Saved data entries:
[Start]

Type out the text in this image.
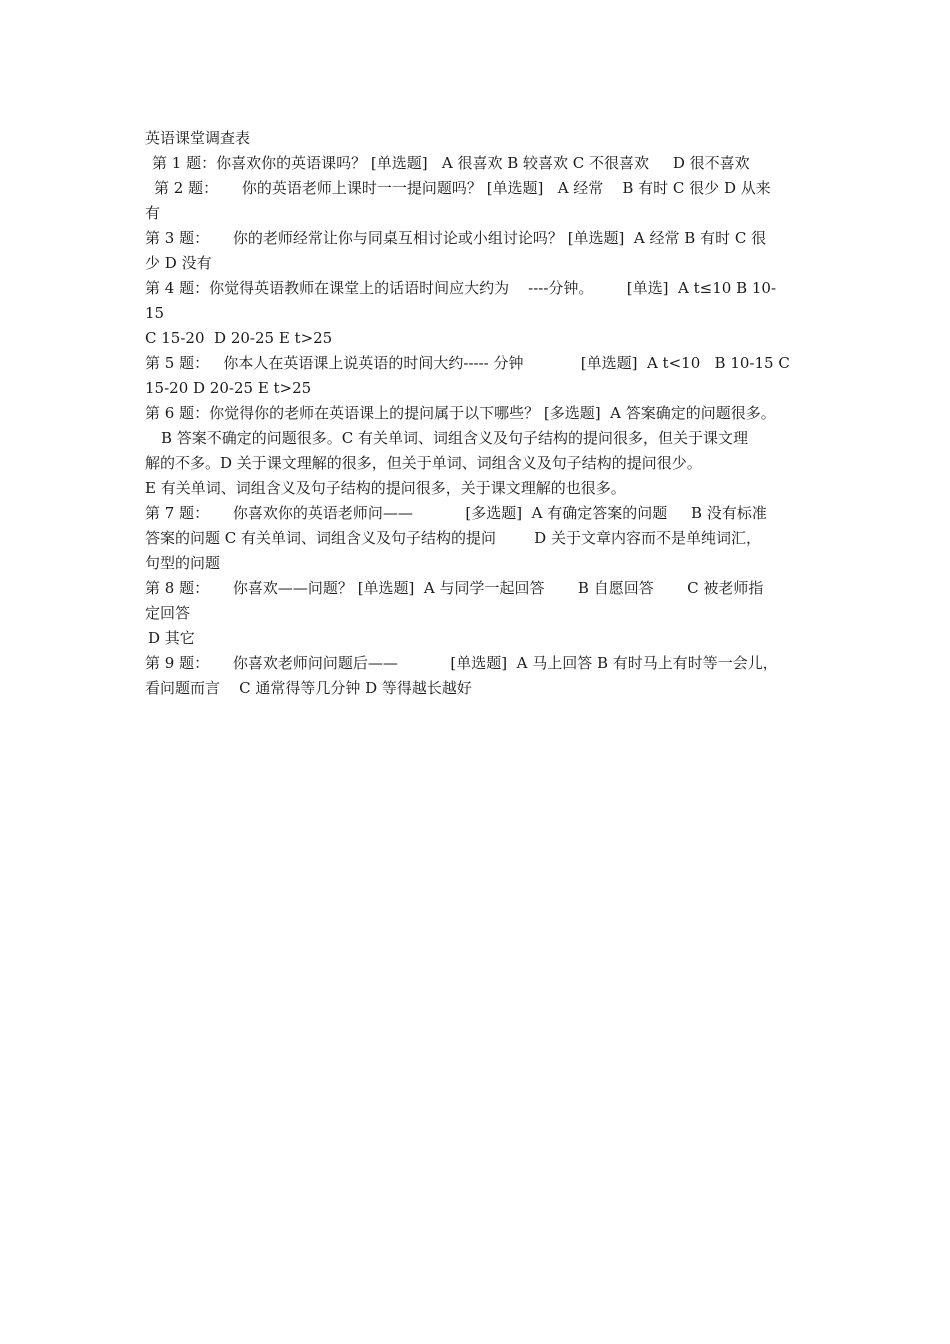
英语课堂调查表
第 1 题：你喜欢你的英语课吗？ [单选题]   A 很喜欢 B 较喜欢 C 不很喜欢     D 很不喜欢
第 2 题：     你的英语老师上课时一一提问题吗？ [单选题]   A 经常    B 有时 C 很少 D 从来
有
第 3 题：     你的老师经常让你与同桌互相讨论或小组讨论吗？ [单选题]  A 经常 B 有时 C 很
少 D 没有
第 4 题：你觉得英语教师在课堂上的话语时间应大约为    ----分钟。       [单选]  A t≤10 B 10-
15
C 15-20  D 20-25 E t>25
第 5 题：   你本人在英语课上说英语的时间大约----- 分钟            [单选题]  A t<10   B 10-15 C
15-20 D 20-25 E t>25
第 6 题：你觉得你的老师在英语课上的提问属于以下哪些？ [多选题]  A 答案确定的问题很多。
B 答案不确定的问题很多。C 有关单词、词组含义及句子结构的提问很多，但关于课文理
解的不多。D 关于课文理解的很多，但关于单词、词组含义及句子结构的提问很少。
E 有关单词、词组含义及句子结构的提问很多，关于课文理解的也很多。
第 7 题：     你喜欢你的英语老师问——           [多选题]  A 有确定答案的问题     B 没有标准
答案的问题 C 有关单词、词组含义及句子结构的提问        D 关于文章内容而不是单纯词汇，
句型的问题
第 8 题：     你喜欢——问题？ [单选题]  A 与同学一起回答       B 自愿回答       C 被老师指
定回答
D 其它
第 9 题：     你喜欢老师问问题后——           [单选题]  A 马上回答 B 有时马上有时等一会儿，
看问题而言    C 通常得等几分钟 D 等得越长越好
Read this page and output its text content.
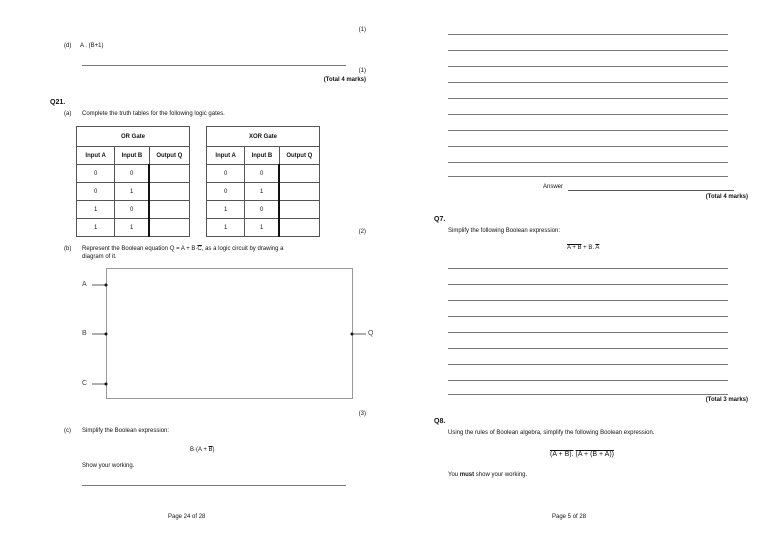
(1)
(d) A . (B+1)
(1)
(Total 4 marks)
Q21.
(a) Complete the truth tables for the following logic gates.
OR Gate		
Input A	Input B	Output Q
0	0	
0	1	
1	0	
1	1	
XOR Gate		
Input A	Input B	Output Q
0	0	
0	1	
1	0	
1	1	
(2)
(b) Represent the Boolean equation $Q = A + B\cdot\overline{C}$, as a logic circuit by drawing a
diagram of it.
A
B
C
Q
(3)
(c) Simplify the Boolean expression:
$B\cdot(A + \overline{B})$
Show your working.
Page 24 of 28
Answer
(Total 4 marks)
Q7.
Simplify the following Boolean expression:
A + B + B. $\overline{A}$
(Total 3 marks)
Q8.
Using the rules of Boolean algebra, simplify the following Boolean expression.
(A + B). (A + (B + A))
You must show your working.
Page 5 of 28
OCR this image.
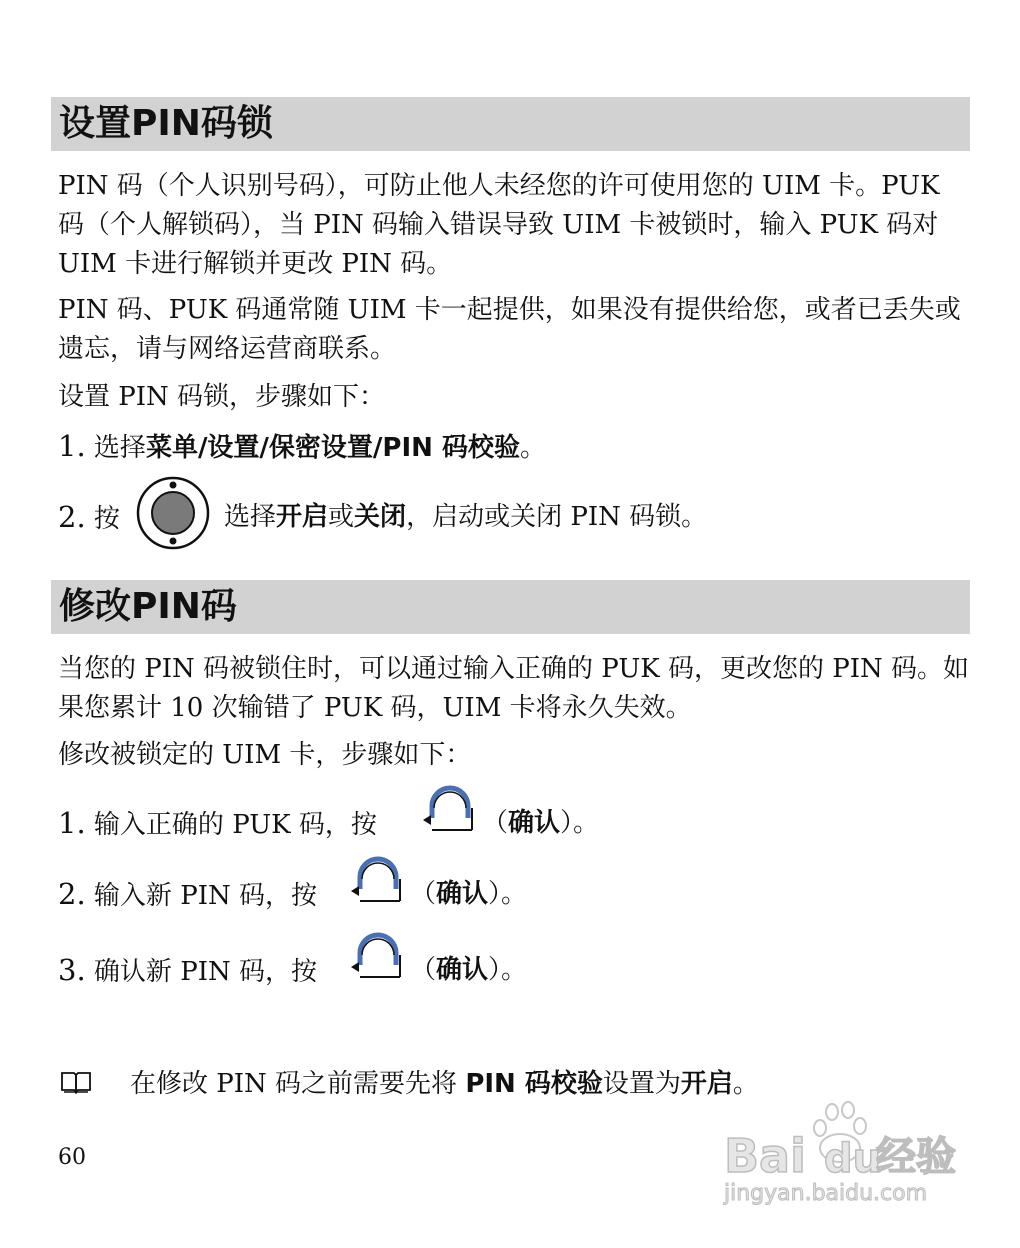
设置PIN码锁
PIN 码（个人识别号码），可防止他人未经您的许可使用您的 UIM 卡。PUK 码（个人解锁码），当 PIN 码输入错误导致 UIM 卡被锁时，输入 PUK 码对 UIM 卡进行解锁并更改 PIN 码。
PIN 码、PUK 码通常随 UIM 卡一起提供，如果没有提供给您，或者已丢失或遗忘，请与网络运营商联系。
设置 PIN 码锁，步骤如下：
1. 选择菜单/设置/保密设置/PIN 码校验。
2. 按	选择开启或关闭，启动或关闭 PIN 码锁。
修改PIN码
当您的 PIN 码被锁住时，可以通过输入正确的 PUK 码，更改您的 PIN 码。如果您累计 10 次输错了 PUK 码，UIM 卡将永久失效。
修改被锁定的 UIM 卡，步骤如下：
1. 输入正确的 PUK 码，按	（确认）。
2. 输入新 PIN 码，按	（确认）。
3. 确认新 PIN 码，按	（确认）。
在修改 PIN 码之前需要先将 PIN 码校验设置为开启。
60	Bai du
经验
jingyan.baidu.com
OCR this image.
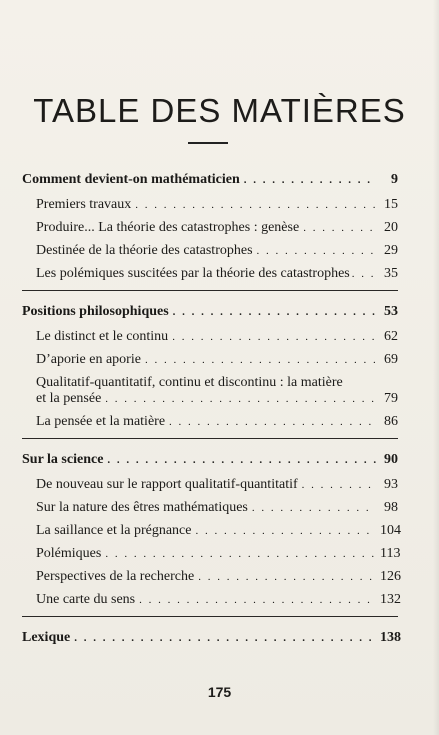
TABLE DES MATIÈRES
Comment devient-on mathématicien . . .	9
Premiers travaux . . .	15
Produire... La théorie des catastrophes : genèse . . .	20
Destinée de la théorie des catastrophes . . .	29
Les polémiques suscitées par la théorie des catastrophes . . . 35
Positions philosophiques . . .	53
Le distinct et le continu . . .	62
D’aporie en aporie . . .	69
Qualitatif-quantitatif, continu et discontinu : la matière
et la pensée . . .	79
La pensée et la matière . . .	86
Sur la science . . .	90
De nouveau sur le rapport qualitatif-quantitatif . . .	93
Sur la nature des êtres mathématiques . . .	98
La saillance et la prégnance . . .	104
Polémiques . . .	113
Perspectives de la recherche . . .	126
Une carte du sens . . .	132
Lexique . . .	138
175
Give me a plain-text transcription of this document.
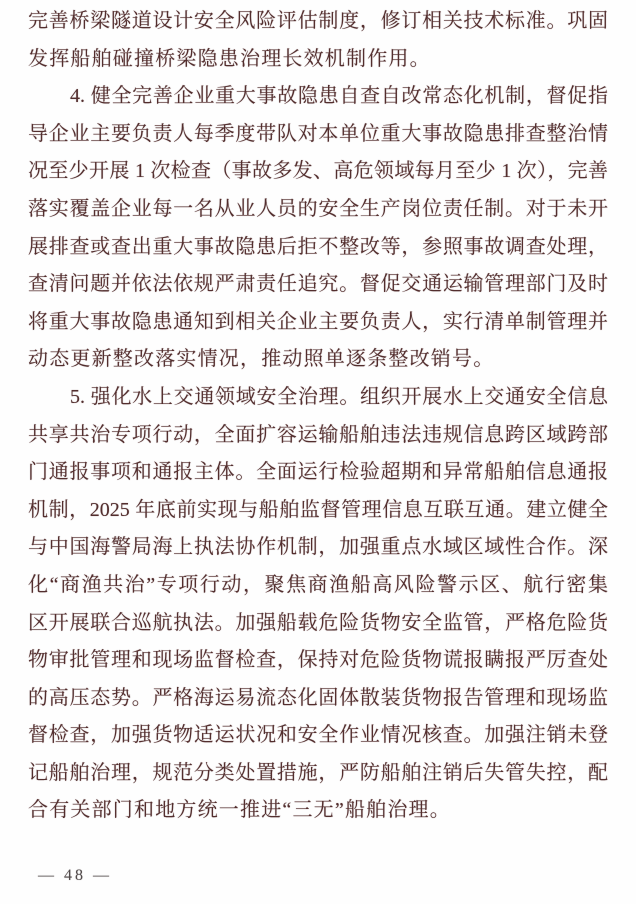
完善桥梁隧道设计安全风险评估制度，修订相关技术标准。巩固
发挥船舶碰撞桥梁隐患治理长效机制作用。
4. 健全完善企业重大事故隐患自查自改常态化机制，督促指
导企业主要负责人每季度带队对本单位重大事故隐患排查整治情
况至少开展 1 次检查（事故多发、高危领域每月至少 1 次），完善
落实覆盖企业每一名从业人员的安全生产岗位责任制。对于未开
展排查或查出重大事故隐患后拒不整改等，参照事故调查处理，
查清问题并依法依规严肃责任追究。督促交通运输管理部门及时
将重大事故隐患通知到相关企业主要负责人，实行清单制管理并
动态更新整改落实情况，推动照单逐条整改销号。
5. 强化水上交通领域安全治理。组织开展水上交通安全信息
共享共治专项行动，全面扩容运输船舶违法违规信息跨区域跨部
门通报事项和通报主体。全面运行检验超期和异常船舶信息通报
机制，2025 年底前实现与船舶监督管理信息互联互通。建立健全
与中国海警局海上执法协作机制，加强重点水域区域性合作。深
化“商渔共治”专项行动，聚焦商渔船高风险警示区、航行密集
区开展联合巡航执法。加强船载危险货物安全监管，严格危险货
物审批管理和现场监督检查，保持对危险货物谎报瞒报严厉查处
的高压态势。严格海运易流态化固体散装货物报告管理和现场监
督检查，加强货物适运状况和安全作业情况核查。加强注销未登
记船舶治理，规范分类处置措施，严防船舶注销后失管失控，配
合有关部门和地方统一推进“三无”船舶治理。
— 48 —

[End]

### GIVEN EXERCISE
What is the number of lines in the records that contain the string "this"? Give only that number.

### CORRECT RESPONSE
5